WHAT IS BEING ASKED:
Look for "flash" in each line of the entries, and return the matching lines.

Collected data:

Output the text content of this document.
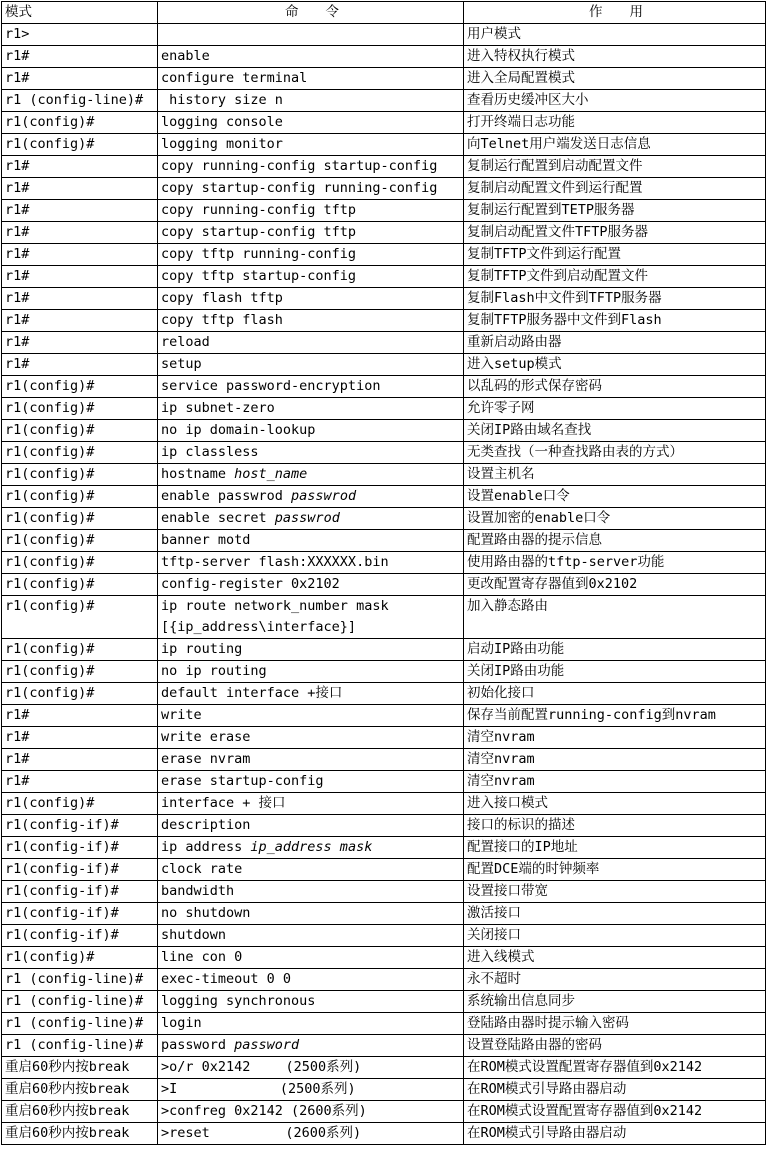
模式	命　　令	作　　用
r1>		用户模式
r1#	enable	进入特权执行模式
r1#	configure terminal	进入全局配置模式
r1 (config-line)#	history size n	查看历史缓冲区大小
r1(config)#	logging console	打开终端日志功能
r1(config)#	logging monitor	向Telnet用户端发送日志信息
r1#	copy running-config startup-config	复制运行配置到启动配置文件
r1#	copy startup-config running-config	复制启动配置文件到运行配置
r1#	copy running-config tftp	复制运行配置到TETP服务器
r1#	copy startup-config tftp	复制启动配置文件TFTP服务器
r1#	copy tftp running-config	复制TFTP文件到运行配置
r1#	copy tftp startup-config	复制TFTP文件到启动配置文件
r1#	copy flash tftp	复制Flash中文件到TFTP服务器
r1#	copy tftp flash	复制TFTP服务器中文件到Flash
r1#	reload	重新启动路由器
r1#	setup	进入setup模式
r1(config)#	service password-encryption	以乱码的形式保存密码
r1(config)#	ip subnet-zero	允许零子网
r1(config)#	no ip domain-lookup	关闭IP路由域名查找
r1(config)#	ip classless	无类查找（一种查找路由表的方式）
r1(config)#	hostname host_name	设置主机名
r1(config)#	enable passwrod passwrod	设置enable口令
r1(config)#	enable secret passwrod	设置加密的enable口令
r1(config)#	banner motd	配置路由器的提示信息
r1(config)#	tftp-server flash:XXXXXX.bin	使用路由器的tftp-server功能
r1(config)#	config-register 0x2102	更改配置寄存器值到0x2102
r1(config)#	ip route network_number mask [{ip_address\interface}]	加入静态路由
r1(config)#	ip routing	启动IP路由功能
r1(config)#	no ip routing	关闭IP路由功能
r1(config)#	default interface +接口	初始化接口
r1#	write	保存当前配置running-config到nvram
r1#	write erase	清空nvram
r1#	erase nvram	清空nvram
r1#	erase startup-config	清空nvram
r1(config)#	interface + 接口	进入接口模式
r1(config-if)#	description	接口的标识的描述
r1(config-if)#	ip address ip_address mask	配置接口的IP地址
r1(config-if)#	clock rate	配置DCE端的时钟频率
r1(config-if)#	bandwidth	设置接口带宽
r1(config-if)#	no shutdown	激活接口
r1(config-if)#	shutdown	关闭接口
r1(config)#	line con 0	进入线模式
r1 (config-line)#	exec-timeout 0 0	永不超时
r1 (config-line)#	logging synchronous	系统输出信息同步
r1 (config-line)#	login	登陆路由器时提示输入密码
r1 (config-line)#	password password	设置登陆路由器的密码
重启60秒内按break	>o/r 0x2142　　 (2500系列)	在ROM模式设置配置寄存器值到0x2142
重启60秒内按break	>I　　　　　　　 (2500系列)	在ROM模式引导路由器启动
重启60秒内按break	>confreg 0x2142 (2600系列)	在ROM模式设置配置寄存器值到0x2142
重启60秒内按break	>reset　　　　　 (2600系列)	在ROM模式引导路由器启动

OUTPUT OF THE TASK:
r1#	copy flash tftp	复制Flash中文件到TFTP服务器
r1#	copy tftp flash	复制TFTP服务器中文件到Flash
r1(config)#	tftp-server flash:XXXXXX.bin	使用路由器的tftp-server功能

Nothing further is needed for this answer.